*** Working data ***

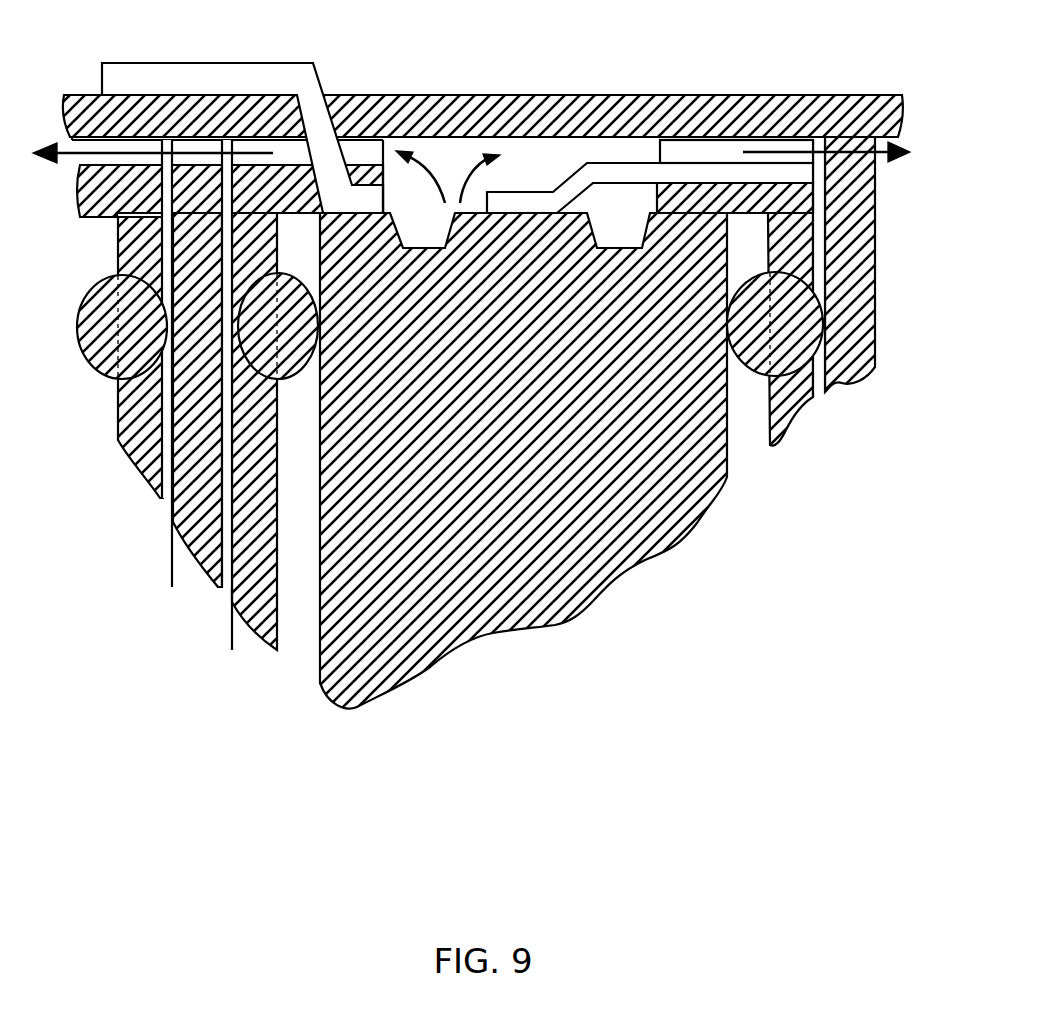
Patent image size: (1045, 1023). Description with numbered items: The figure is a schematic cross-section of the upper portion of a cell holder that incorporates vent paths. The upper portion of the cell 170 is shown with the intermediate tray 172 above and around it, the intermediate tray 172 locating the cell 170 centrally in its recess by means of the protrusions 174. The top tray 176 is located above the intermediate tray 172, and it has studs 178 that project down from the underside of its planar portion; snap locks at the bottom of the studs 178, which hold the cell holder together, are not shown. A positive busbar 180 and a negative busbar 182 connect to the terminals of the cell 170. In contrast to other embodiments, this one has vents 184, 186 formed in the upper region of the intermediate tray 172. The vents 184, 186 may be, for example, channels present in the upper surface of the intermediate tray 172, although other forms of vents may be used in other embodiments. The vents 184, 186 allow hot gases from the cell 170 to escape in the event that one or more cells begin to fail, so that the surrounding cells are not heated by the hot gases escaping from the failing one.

The cell 170 is at (320, 647).
The intermediate tray 172 is at (118, 418).
The protrusions 174 is at (760, 378).
The top tray 176 is at (708, 93).
The studs 178 is at (877, 255).
The positive busbar 180 is at (545, 192).
The negative busbar 182 is at (275, 62).
The vent 184 is at (660, 150).
The vent 186 is at (387, 155).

*** End of Working data ***

Omit the pictures and output all remaining material exactly.

Patent image size: (1045, 1023). Description with numbered items: The figure is a schematic cross-section of the upper portion of a cell holder that incorporates vent paths. The upper portion of the cell 170 is shown with the intermediate tray 172 above and around it, the intermediate tray 172 locating the cell 170 centrally in its recess by means of the protrusions 174. The top tray 176 is located above the intermediate tray 172, and it has studs 178 that project down from the underside of its planar portion; snap locks at the bottom of the studs 178, which hold the cell holder together, are not shown. A positive busbar 180 and a negative busbar 182 connect to the terminals of the cell 170. In contrast to other embodiments, this one has vents 184, 186 formed in the upper region of the intermediate tray 172. The vents 184, 186 may be, for example, channels present in the upper surface of the intermediate tray 172, although other forms of vents may be used in other embodiments. The vents 184, 186 allow hot gases from the cell 170 to escape in the event that one or more cells begin to fail, so that the surrounding cells are not heated by the hot gases escaping from the failing one.

The cell 170 is at (320, 647).
The intermediate tray 172 is at (118, 418).
The protrusions 174 is at (760, 378).
The top tray 176 is at (708, 93).
The studs 178 is at (877, 255).
The positive busbar 180 is at (545, 192).
The negative busbar 182 is at (275, 62).
The vent 184 is at (660, 150).
The vent 186 is at (387, 155).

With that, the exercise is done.